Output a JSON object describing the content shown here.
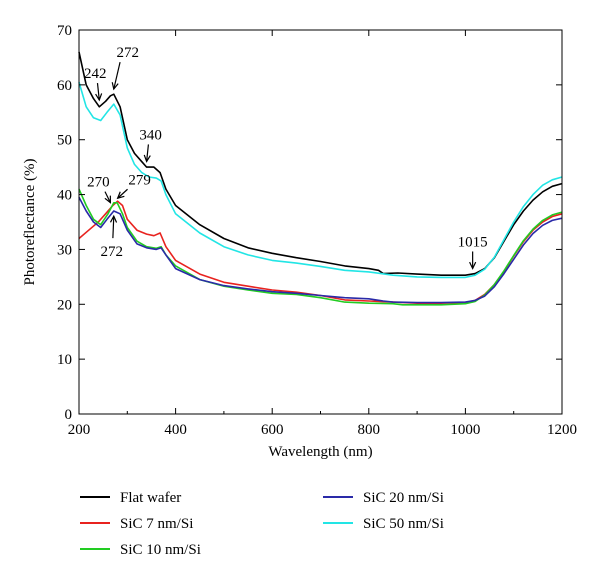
{
  "chart_data": {
    "type": "line",
    "xlabel": "Wavelength (nm)",
    "ylabel": "Photoreflectance (%)",
    "xlim": [
      200,
      1200
    ],
    "ylim": [
      0,
      70
    ],
    "xticks": [
      200,
      400,
      600,
      800,
      1000,
      1200
    ],
    "yticks": [
      0,
      10,
      20,
      30,
      40,
      50,
      60,
      70
    ],
    "grid": false,
    "legend_position": "below-plot",
    "series": [
      {
        "name": "Flat wafer",
        "color": "#000000",
        "points": [
          [
            200,
            66
          ],
          [
            215,
            60
          ],
          [
            230,
            57.5
          ],
          [
            242,
            56
          ],
          [
            255,
            57
          ],
          [
            265,
            58
          ],
          [
            272,
            58.3
          ],
          [
            285,
            56
          ],
          [
            300,
            50
          ],
          [
            315,
            47.5
          ],
          [
            330,
            46
          ],
          [
            340,
            45
          ],
          [
            355,
            45
          ],
          [
            368,
            44
          ],
          [
            380,
            41
          ],
          [
            400,
            38
          ],
          [
            450,
            34.5
          ],
          [
            500,
            32
          ],
          [
            550,
            30.3
          ],
          [
            600,
            29.3
          ],
          [
            650,
            28.5
          ],
          [
            700,
            27.8
          ],
          [
            750,
            27
          ],
          [
            800,
            26.5
          ],
          [
            820,
            26.2
          ],
          [
            830,
            25.6
          ],
          [
            860,
            25.7
          ],
          [
            900,
            25.5
          ],
          [
            950,
            25.3
          ],
          [
            1000,
            25.3
          ],
          [
            1020,
            25.6
          ],
          [
            1040,
            26.5
          ],
          [
            1060,
            28.5
          ],
          [
            1080,
            31.5
          ],
          [
            1100,
            34.5
          ],
          [
            1120,
            37
          ],
          [
            1140,
            39
          ],
          [
            1160,
            40.5
          ],
          [
            1180,
            41.5
          ],
          [
            1200,
            42
          ]
        ]
      },
      {
        "name": "SiC 7 nm/Si",
        "color": "#e8231f",
        "points": [
          [
            200,
            32
          ],
          [
            220,
            33.5
          ],
          [
            240,
            35
          ],
          [
            255,
            36.5
          ],
          [
            270,
            38
          ],
          [
            280,
            38.8
          ],
          [
            290,
            38
          ],
          [
            300,
            35.5
          ],
          [
            320,
            33.5
          ],
          [
            340,
            32.8
          ],
          [
            355,
            32.5
          ],
          [
            368,
            33
          ],
          [
            380,
            30.5
          ],
          [
            400,
            28
          ],
          [
            450,
            25.5
          ],
          [
            500,
            24
          ],
          [
            550,
            23.3
          ],
          [
            600,
            22.6
          ],
          [
            650,
            22.2
          ],
          [
            700,
            21.6
          ],
          [
            750,
            20.8
          ],
          [
            800,
            20.6
          ],
          [
            850,
            20.4
          ],
          [
            900,
            20.2
          ],
          [
            950,
            20.2
          ],
          [
            1000,
            20.3
          ],
          [
            1020,
            20.7
          ],
          [
            1040,
            21.8
          ],
          [
            1060,
            23.6
          ],
          [
            1080,
            26
          ],
          [
            1100,
            28.8
          ],
          [
            1120,
            31.4
          ],
          [
            1140,
            33.5
          ],
          [
            1160,
            35
          ],
          [
            1180,
            36
          ],
          [
            1200,
            36.5
          ]
        ]
      },
      {
        "name": "SiC 10 nm/Si",
        "color": "#22cc22",
        "points": [
          [
            200,
            41
          ],
          [
            215,
            38
          ],
          [
            230,
            35.5
          ],
          [
            245,
            34.5
          ],
          [
            260,
            36.5
          ],
          [
            272,
            38.5
          ],
          [
            279,
            38.5
          ],
          [
            290,
            36.5
          ],
          [
            300,
            34
          ],
          [
            320,
            31.5
          ],
          [
            340,
            30.5
          ],
          [
            360,
            30.2
          ],
          [
            370,
            30.5
          ],
          [
            380,
            29
          ],
          [
            400,
            27
          ],
          [
            450,
            24.5
          ],
          [
            500,
            23.3
          ],
          [
            550,
            22.6
          ],
          [
            600,
            22
          ],
          [
            650,
            21.8
          ],
          [
            700,
            21.2
          ],
          [
            750,
            20.4
          ],
          [
            800,
            20.2
          ],
          [
            850,
            20.1
          ],
          [
            870,
            19.9
          ],
          [
            900,
            19.9
          ],
          [
            950,
            19.9
          ],
          [
            1000,
            20.1
          ],
          [
            1020,
            20.5
          ],
          [
            1040,
            21.7
          ],
          [
            1060,
            23.6
          ],
          [
            1080,
            26.1
          ],
          [
            1100,
            28.9
          ],
          [
            1120,
            31.6
          ],
          [
            1140,
            33.7
          ],
          [
            1160,
            35.3
          ],
          [
            1180,
            36.3
          ],
          [
            1200,
            36.8
          ]
        ]
      },
      {
        "name": "SiC 20 nm/Si",
        "color": "#2a2aa8",
        "points": [
          [
            200,
            39.5
          ],
          [
            215,
            37
          ],
          [
            230,
            35
          ],
          [
            245,
            34
          ],
          [
            258,
            35.5
          ],
          [
            272,
            37
          ],
          [
            285,
            36.5
          ],
          [
            300,
            33.5
          ],
          [
            320,
            31
          ],
          [
            340,
            30.3
          ],
          [
            360,
            30
          ],
          [
            370,
            30.3
          ],
          [
            380,
            29
          ],
          [
            400,
            26.5
          ],
          [
            450,
            24.5
          ],
          [
            500,
            23.4
          ],
          [
            550,
            22.8
          ],
          [
            600,
            22.3
          ],
          [
            650,
            22
          ],
          [
            700,
            21.6
          ],
          [
            750,
            21.2
          ],
          [
            800,
            21
          ],
          [
            830,
            20.6
          ],
          [
            850,
            20.4
          ],
          [
            900,
            20.3
          ],
          [
            950,
            20.3
          ],
          [
            1000,
            20.4
          ],
          [
            1020,
            20.7
          ],
          [
            1040,
            21.5
          ],
          [
            1060,
            23.2
          ],
          [
            1080,
            25.6
          ],
          [
            1100,
            28.2
          ],
          [
            1120,
            30.8
          ],
          [
            1140,
            32.9
          ],
          [
            1160,
            34.4
          ],
          [
            1180,
            35.3
          ],
          [
            1200,
            35.7
          ]
        ]
      },
      {
        "name": "SiC 50 nm/Si",
        "color": "#22e5e5",
        "points": [
          [
            200,
            60.5
          ],
          [
            215,
            56
          ],
          [
            230,
            54
          ],
          [
            245,
            53.5
          ],
          [
            258,
            55
          ],
          [
            272,
            56.5
          ],
          [
            285,
            54.5
          ],
          [
            300,
            48.5
          ],
          [
            315,
            45.5
          ],
          [
            330,
            44
          ],
          [
            345,
            43.2
          ],
          [
            360,
            43
          ],
          [
            370,
            42.5
          ],
          [
            380,
            40
          ],
          [
            400,
            36.5
          ],
          [
            450,
            33
          ],
          [
            500,
            30.5
          ],
          [
            550,
            29
          ],
          [
            600,
            28
          ],
          [
            650,
            27.5
          ],
          [
            700,
            26.9
          ],
          [
            750,
            26.2
          ],
          [
            800,
            25.9
          ],
          [
            850,
            25.3
          ],
          [
            900,
            25
          ],
          [
            950,
            24.9
          ],
          [
            1000,
            24.9
          ],
          [
            1020,
            25.3
          ],
          [
            1040,
            26.4
          ],
          [
            1060,
            28.6
          ],
          [
            1080,
            31.8
          ],
          [
            1100,
            35
          ],
          [
            1120,
            37.8
          ],
          [
            1140,
            40
          ],
          [
            1160,
            41.7
          ],
          [
            1180,
            42.7
          ],
          [
            1200,
            43.2
          ]
        ]
      }
    ],
    "annotations": [
      {
        "text": "242",
        "x": 242,
        "y": 56.5
      },
      {
        "text": "272",
        "x": 272,
        "y": 58.5
      },
      {
        "text": "340",
        "x": 340,
        "y": 45.3
      },
      {
        "text": "270",
        "x": 265,
        "y": 37.8
      },
      {
        "text": "279",
        "x": 280,
        "y": 38.6
      },
      {
        "text": "272",
        "x": 272,
        "y": 36.8
      },
      {
        "text": "1015",
        "x": 1015,
        "y": 25.8
      }
    ]
  }
}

········

REQUIRED TASK
Each line that has the word "text" counts once. How many such lines are in the data? Give the number alone.

RESULT OF THIS EXERCISE
7